Stated task: Copy the lines below character for character, leaving out the pictures.

↓

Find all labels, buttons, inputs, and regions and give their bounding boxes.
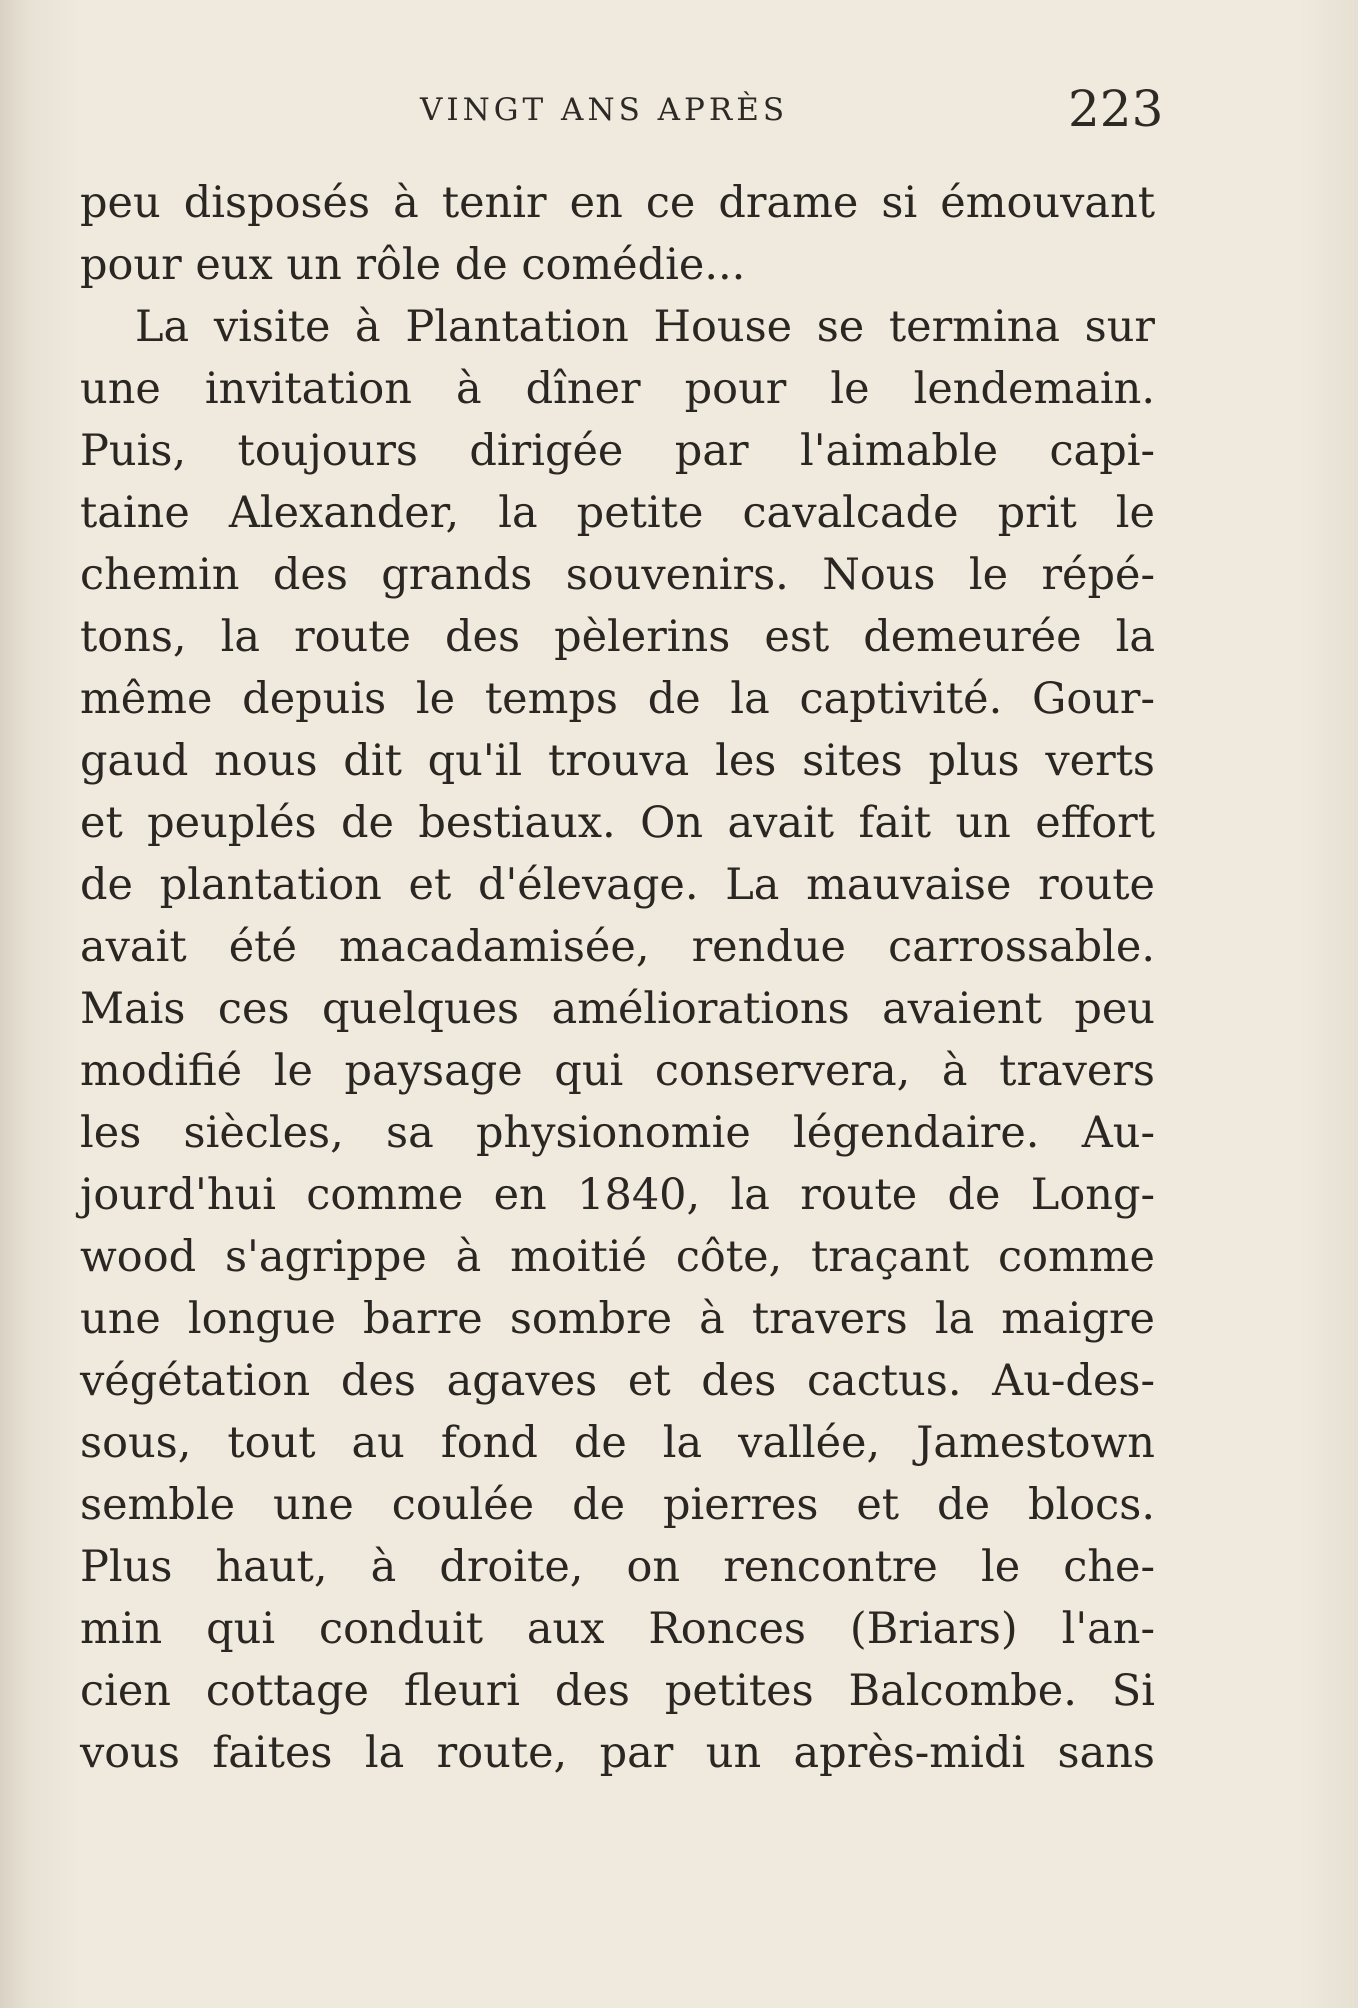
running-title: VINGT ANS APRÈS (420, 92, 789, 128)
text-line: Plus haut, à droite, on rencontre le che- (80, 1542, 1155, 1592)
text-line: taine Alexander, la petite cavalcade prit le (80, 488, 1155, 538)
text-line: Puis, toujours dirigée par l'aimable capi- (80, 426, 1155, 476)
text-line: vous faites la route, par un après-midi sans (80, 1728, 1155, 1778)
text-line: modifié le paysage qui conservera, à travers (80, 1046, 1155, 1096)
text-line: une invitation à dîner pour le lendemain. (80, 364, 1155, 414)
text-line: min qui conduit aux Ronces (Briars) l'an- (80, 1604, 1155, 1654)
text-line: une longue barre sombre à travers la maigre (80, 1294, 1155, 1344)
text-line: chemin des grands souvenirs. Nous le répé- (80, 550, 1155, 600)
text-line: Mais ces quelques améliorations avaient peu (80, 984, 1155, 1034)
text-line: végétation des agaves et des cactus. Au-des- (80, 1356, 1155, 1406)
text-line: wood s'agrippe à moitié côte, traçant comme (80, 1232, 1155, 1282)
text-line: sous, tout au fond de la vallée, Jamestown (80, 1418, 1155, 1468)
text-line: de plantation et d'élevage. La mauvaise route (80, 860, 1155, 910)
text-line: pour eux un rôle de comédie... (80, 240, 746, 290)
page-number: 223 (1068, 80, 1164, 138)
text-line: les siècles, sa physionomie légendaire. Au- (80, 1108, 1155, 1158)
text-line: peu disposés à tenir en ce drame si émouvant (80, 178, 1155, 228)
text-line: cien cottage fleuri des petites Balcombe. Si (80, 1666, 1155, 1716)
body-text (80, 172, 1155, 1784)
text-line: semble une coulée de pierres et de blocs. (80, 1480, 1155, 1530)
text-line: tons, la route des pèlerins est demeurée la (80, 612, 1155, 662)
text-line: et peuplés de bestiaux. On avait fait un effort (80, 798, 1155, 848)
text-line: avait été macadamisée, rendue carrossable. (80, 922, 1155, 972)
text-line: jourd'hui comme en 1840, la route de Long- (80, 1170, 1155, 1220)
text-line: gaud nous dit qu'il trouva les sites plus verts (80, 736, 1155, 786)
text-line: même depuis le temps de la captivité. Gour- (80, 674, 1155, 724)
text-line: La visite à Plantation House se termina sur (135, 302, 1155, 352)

↑

Solved exercise:
Find all labels, buttons, inputs, and regions and give their bounding boxes.
running-title: VINGT ANS APRÈS (420, 92, 789, 128)
text-line: Plus haut, à droite, on rencontre le che- (80, 1542, 1155, 1592)
text-line: taine Alexander, la petite cavalcade prit le (80, 488, 1155, 538)
text-line: Puis, toujours dirigée par l'aimable capi- (80, 426, 1155, 476)
text-line: vous faites la route, par un après-midi sans (80, 1728, 1155, 1778)
text-line: modifié le paysage qui conservera, à travers (80, 1046, 1155, 1096)
text-line: une invitation à dîner pour le lendemain. (80, 364, 1155, 414)
text-line: min qui conduit aux Ronces (Briars) l'an- (80, 1604, 1155, 1654)
text-line: une longue barre sombre à travers la maigre (80, 1294, 1155, 1344)
text-line: chemin des grands souvenirs. Nous le répé- (80, 550, 1155, 600)
text-line: Mais ces quelques améliorations avaient peu (80, 984, 1155, 1034)
text-line: végétation des agaves et des cactus. Au-des- (80, 1356, 1155, 1406)
text-line: wood s'agrippe à moitié côte, traçant comme (80, 1232, 1155, 1282)
text-line: sous, tout au fond de la vallée, Jamestown (80, 1418, 1155, 1468)
text-line: de plantation et d'élevage. La mauvaise route (80, 860, 1155, 910)
text-line: pour eux un rôle de comédie... (80, 240, 746, 290)
page-number: 223 (1068, 80, 1164, 138)
text-line: les siècles, sa physionomie légendaire. Au- (80, 1108, 1155, 1158)
text-line: peu disposés à tenir en ce drame si émouvant (80, 178, 1155, 228)
text-line: cien cottage fleuri des petites Balcombe. Si (80, 1666, 1155, 1716)
body-text (80, 172, 1155, 1784)
text-line: semble une coulée de pierres et de blocs. (80, 1480, 1155, 1530)
text-line: tons, la route des pèlerins est demeurée la (80, 612, 1155, 662)
text-line: et peuplés de bestiaux. On avait fait un effort (80, 798, 1155, 848)
text-line: avait été macadamisée, rendue carrossable. (80, 922, 1155, 972)
text-line: jourd'hui comme en 1840, la route de Long- (80, 1170, 1155, 1220)
text-line: gaud nous dit qu'il trouva les sites plus verts (80, 736, 1155, 786)
text-line: même depuis le temps de la captivité. Gour- (80, 674, 1155, 724)
text-line: La visite à Plantation House se termina sur (135, 302, 1155, 352)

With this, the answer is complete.